▸ Task requirements: Using the material below, copy every line where "this" appears.

Start Supplied material

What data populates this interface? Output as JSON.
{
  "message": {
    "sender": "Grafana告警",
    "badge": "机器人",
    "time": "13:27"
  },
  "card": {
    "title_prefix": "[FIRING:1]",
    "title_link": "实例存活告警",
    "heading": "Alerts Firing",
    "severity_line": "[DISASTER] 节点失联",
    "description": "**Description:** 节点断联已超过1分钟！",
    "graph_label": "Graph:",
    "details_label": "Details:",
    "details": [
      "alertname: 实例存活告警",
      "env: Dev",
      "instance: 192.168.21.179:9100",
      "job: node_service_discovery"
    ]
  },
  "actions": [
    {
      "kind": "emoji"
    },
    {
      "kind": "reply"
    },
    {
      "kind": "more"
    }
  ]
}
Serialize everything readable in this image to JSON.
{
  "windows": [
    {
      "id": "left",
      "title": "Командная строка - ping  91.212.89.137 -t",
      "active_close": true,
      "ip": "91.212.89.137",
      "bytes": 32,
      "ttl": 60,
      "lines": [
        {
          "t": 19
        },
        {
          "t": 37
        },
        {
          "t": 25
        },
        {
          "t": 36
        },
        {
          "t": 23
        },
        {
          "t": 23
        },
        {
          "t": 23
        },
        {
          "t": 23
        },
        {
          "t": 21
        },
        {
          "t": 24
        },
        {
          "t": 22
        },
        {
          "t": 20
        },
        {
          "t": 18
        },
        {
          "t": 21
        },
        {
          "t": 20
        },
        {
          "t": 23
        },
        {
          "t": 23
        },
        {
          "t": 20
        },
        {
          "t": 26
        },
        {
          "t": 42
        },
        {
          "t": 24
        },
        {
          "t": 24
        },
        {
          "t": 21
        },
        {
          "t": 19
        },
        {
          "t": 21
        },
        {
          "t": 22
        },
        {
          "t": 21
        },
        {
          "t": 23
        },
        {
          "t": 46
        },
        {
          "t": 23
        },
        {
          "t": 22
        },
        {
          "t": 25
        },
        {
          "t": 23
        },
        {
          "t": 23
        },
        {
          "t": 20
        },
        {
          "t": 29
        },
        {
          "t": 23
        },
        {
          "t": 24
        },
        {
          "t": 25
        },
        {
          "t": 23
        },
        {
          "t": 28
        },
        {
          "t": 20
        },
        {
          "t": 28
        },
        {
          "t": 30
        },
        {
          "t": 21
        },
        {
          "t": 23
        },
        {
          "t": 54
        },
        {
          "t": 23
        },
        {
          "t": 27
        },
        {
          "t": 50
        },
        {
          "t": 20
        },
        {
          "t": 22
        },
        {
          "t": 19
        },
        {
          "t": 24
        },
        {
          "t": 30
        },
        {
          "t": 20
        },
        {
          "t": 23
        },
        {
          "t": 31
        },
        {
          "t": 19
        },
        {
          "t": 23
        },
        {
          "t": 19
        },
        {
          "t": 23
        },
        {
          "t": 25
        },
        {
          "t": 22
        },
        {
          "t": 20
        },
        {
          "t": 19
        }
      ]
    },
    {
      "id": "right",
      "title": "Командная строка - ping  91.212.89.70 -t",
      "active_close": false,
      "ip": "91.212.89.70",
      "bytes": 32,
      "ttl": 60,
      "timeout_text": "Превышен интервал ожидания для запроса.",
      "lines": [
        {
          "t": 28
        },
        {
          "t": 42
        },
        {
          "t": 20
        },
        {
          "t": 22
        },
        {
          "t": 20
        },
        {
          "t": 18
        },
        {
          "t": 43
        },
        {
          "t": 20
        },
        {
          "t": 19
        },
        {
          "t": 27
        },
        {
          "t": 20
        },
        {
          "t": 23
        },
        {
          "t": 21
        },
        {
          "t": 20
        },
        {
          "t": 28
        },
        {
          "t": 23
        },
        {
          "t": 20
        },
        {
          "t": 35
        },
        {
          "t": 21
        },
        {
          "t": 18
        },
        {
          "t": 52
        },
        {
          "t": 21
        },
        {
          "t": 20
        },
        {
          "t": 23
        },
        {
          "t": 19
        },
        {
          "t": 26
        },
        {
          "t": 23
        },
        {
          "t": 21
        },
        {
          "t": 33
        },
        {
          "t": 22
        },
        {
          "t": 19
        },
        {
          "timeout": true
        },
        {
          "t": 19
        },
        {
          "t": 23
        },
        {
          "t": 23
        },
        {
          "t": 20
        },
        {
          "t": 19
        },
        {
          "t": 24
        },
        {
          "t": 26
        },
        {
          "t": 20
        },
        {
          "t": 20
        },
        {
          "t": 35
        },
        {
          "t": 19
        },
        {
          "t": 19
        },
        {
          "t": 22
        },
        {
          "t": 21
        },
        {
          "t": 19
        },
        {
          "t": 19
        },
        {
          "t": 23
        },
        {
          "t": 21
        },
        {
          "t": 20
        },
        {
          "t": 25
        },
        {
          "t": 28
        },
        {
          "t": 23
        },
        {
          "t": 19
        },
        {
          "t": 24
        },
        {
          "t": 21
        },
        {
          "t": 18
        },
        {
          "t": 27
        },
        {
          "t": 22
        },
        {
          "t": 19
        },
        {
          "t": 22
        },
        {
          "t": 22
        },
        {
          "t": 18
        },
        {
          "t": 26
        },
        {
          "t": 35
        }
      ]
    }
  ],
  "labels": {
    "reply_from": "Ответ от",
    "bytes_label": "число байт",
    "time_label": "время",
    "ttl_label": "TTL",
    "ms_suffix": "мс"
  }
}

End Supplied material

▸ Task answer:
What data populates this interface? Output as JSON.
Serialize everything readable in this image to JSON.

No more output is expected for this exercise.